▸ **What the task requires**
Return each entry exactly, omitting nothing.

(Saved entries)

# # # #

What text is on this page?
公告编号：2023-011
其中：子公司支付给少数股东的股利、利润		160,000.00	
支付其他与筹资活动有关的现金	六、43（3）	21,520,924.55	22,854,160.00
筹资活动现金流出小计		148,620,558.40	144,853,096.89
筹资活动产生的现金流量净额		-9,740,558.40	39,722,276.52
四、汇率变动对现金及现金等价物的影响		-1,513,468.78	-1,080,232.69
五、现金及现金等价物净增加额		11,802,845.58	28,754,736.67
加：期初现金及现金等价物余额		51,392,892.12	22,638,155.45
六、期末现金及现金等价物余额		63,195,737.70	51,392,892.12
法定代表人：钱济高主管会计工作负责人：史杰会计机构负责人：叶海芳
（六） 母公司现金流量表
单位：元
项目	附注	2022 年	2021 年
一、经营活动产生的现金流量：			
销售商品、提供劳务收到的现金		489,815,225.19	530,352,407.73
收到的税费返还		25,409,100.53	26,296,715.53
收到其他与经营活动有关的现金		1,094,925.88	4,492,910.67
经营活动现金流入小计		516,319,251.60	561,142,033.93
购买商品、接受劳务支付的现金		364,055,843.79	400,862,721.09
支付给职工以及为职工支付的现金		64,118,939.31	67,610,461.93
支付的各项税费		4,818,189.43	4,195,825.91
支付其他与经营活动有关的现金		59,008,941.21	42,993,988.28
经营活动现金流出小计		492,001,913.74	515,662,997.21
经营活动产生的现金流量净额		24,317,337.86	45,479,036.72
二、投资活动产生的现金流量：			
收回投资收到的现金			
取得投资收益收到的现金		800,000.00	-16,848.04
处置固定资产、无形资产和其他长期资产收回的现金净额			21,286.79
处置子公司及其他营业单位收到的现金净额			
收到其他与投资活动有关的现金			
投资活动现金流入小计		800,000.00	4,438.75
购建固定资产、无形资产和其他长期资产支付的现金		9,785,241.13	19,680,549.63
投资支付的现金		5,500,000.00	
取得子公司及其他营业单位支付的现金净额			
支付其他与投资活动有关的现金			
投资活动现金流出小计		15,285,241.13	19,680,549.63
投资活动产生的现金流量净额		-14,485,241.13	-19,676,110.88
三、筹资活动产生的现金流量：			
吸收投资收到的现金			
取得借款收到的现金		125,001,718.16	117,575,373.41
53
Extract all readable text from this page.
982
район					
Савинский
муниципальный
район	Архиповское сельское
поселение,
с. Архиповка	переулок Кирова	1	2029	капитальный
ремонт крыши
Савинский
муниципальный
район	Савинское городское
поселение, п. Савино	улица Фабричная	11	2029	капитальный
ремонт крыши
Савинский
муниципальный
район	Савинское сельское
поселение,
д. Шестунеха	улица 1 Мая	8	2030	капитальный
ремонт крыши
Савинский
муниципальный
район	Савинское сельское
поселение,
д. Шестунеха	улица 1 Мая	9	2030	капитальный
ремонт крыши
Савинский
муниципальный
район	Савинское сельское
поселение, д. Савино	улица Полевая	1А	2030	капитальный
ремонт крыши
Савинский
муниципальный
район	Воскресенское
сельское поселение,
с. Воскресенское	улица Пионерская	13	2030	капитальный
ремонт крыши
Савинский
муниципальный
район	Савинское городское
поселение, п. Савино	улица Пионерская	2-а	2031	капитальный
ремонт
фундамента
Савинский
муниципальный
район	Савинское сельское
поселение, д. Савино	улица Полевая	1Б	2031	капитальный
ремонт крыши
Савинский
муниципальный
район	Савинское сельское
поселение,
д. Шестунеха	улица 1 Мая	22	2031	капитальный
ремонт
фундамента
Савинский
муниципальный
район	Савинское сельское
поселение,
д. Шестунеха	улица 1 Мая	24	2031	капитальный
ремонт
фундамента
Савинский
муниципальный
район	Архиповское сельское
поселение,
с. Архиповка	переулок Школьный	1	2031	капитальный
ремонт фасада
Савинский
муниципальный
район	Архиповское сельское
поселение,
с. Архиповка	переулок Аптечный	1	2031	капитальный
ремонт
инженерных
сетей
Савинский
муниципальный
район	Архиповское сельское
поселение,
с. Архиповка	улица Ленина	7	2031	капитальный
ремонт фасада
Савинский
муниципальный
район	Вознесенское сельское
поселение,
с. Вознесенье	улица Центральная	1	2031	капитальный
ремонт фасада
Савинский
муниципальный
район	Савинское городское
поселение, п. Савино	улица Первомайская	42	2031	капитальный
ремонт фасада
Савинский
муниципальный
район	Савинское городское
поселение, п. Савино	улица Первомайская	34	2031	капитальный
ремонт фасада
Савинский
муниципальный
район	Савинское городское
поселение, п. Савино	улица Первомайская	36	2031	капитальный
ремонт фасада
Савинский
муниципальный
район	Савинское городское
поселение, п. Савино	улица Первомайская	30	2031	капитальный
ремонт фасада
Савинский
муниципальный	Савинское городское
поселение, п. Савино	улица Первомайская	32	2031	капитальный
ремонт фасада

# # # #

▸ **Exercise response**
What text is on this page?
公告编号：2023-011
其中：子公司支付给少数股东的股利、利润		160,000.00	
支付其他与筹资活动有关的现金	六、43（3）	21,520,924.55	22,854,160.00
筹资活动现金流出小计		148,620,558.40	144,853,096.89
筹资活动产生的现金流量净额		-9,740,558.40	39,722,276.52
四、汇率变动对现金及现金等价物的影响		-1,513,468.78	-1,080,232.69
五、现金及现金等价物净增加额		11,802,845.58	28,754,736.67
加：期初现金及现金等价物余额		51,392,892.12	22,638,155.45
六、期末现金及现金等价物余额		63,195,737.70	51,392,892.12
法定代表人：钱济高主管会计工作负责人：史杰会计机构负责人：叶海芳
（六） 母公司现金流量表
单位：元
项目	附注	2022 年	2021 年
一、经营活动产生的现金流量：			
销售商品、提供劳务收到的现金		489,815,225.19	530,352,407.73
收到的税费返还		25,409,100.53	26,296,715.53
收到其他与经营活动有关的现金		1,094,925.88	4,492,910.67
经营活动现金流入小计		516,319,251.60	561,142,033.93
购买商品、接受劳务支付的现金		364,055,843.79	400,862,721.09
支付给职工以及为职工支付的现金		64,118,939.31	67,610,461.93
支付的各项税费		4,818,189.43	4,195,825.91
支付其他与经营活动有关的现金		59,008,941.21	42,993,988.28
经营活动现金流出小计		492,001,913.74	515,662,997.21
经营活动产生的现金流量净额		24,317,337.86	45,479,036.72
二、投资活动产生的现金流量：			
收回投资收到的现金			
取得投资收益收到的现金		800,000.00	-16,848.04
处置固定资产、无形资产和其他长期资产收回的现金净额			21,286.79
处置子公司及其他营业单位收到的现金净额			
收到其他与投资活动有关的现金			
投资活动现金流入小计		800,000.00	4,438.75
购建固定资产、无形资产和其他长期资产支付的现金		9,785,241.13	19,680,549.63
投资支付的现金		5,500,000.00	
取得子公司及其他营业单位支付的现金净额			
支付其他与投资活动有关的现金			
投资活动现金流出小计		15,285,241.13	19,680,549.63
投资活动产生的现金流量净额		-14,485,241.13	-19,676,110.88
三、筹资活动产生的现金流量：			
吸收投资收到的现金			
取得借款收到的现金		125,001,718.16	117,575,373.41
53
Extract all readable text from this page.
982
район					
Савинский
муниципальный
район	Архиповское сельское
поселение,
с. Архиповка	переулок Кирова	1	2029	капитальный
ремонт крыши
Савинский
муниципальный
район	Савинское городское
поселение, п. Савино	улица Фабричная	11	2029	капитальный
ремонт крыши
Савинский
муниципальный
район	Савинское сельское
поселение,
д. Шестунеха	улица 1 Мая	8	2030	капитальный
ремонт крыши
Савинский
муниципальный
район	Савинское сельское
поселение,
д. Шестунеха	улица 1 Мая	9	2030	капитальный
ремонт крыши
Савинский
муниципальный
район	Савинское сельское
поселение, д. Савино	улица Полевая	1А	2030	капитальный
ремонт крыши
Савинский
муниципальный
район	Воскресенское
сельское поселение,
с. Воскресенское	улица Пионерская	13	2030	капитальный
ремонт крыши
Савинский
муниципальный
район	Савинское городское
поселение, п. Савино	улица Пионерская	2-а	2031	капитальный
ремонт
фундамента
Савинский
муниципальный
район	Савинское сельское
поселение, д. Савино	улица Полевая	1Б	2031	капитальный
ремонт крыши
Савинский
муниципальный
район	Савинское сельское
поселение,
д. Шестунеха	улица 1 Мая	22	2031	капитальный
ремонт
фундамента
Савинский
муниципальный
район	Савинское сельское
поселение,
д. Шестунеха	улица 1 Мая	24	2031	капитальный
ремонт
фундамента
Савинский
муниципальный
район	Архиповское сельское
поселение,
с. Архиповка	переулок Школьный	1	2031	капитальный
ремонт фасада
Савинский
муниципальный
район	Архиповское сельское
поселение,
с. Архиповка	переулок Аптечный	1	2031	капитальный
ремонт
инженерных
сетей
Савинский
муниципальный
район	Архиповское сельское
поселение,
с. Архиповка	улица Ленина	7	2031	капитальный
ремонт фасада
Савинский
муниципальный
район	Вознесенское сельское
поселение,
с. Вознесенье	улица Центральная	1	2031	капитальный
ремонт фасада
Савинский
муниципальный
район	Савинское городское
поселение, п. Савино	улица Первомайская	42	2031	капитальный
ремонт фасада
Савинский
муниципальный
район	Савинское городское
поселение, п. Савино	улица Первомайская	34	2031	капитальный
ремонт фасада
Савинский
муниципальный
район	Савинское городское
поселение, п. Савино	улица Первомайская	36	2031	капитальный
ремонт фасада
Савинский
муниципальный
район	Савинское городское
поселение, п. Савино	улица Первомайская	30	2031	капитальный
ремонт фасада
Савинский
муниципальный	Савинское городское
поселение, п. Савино	улица Первомайская	32	2031	капитальный
ремонт фасада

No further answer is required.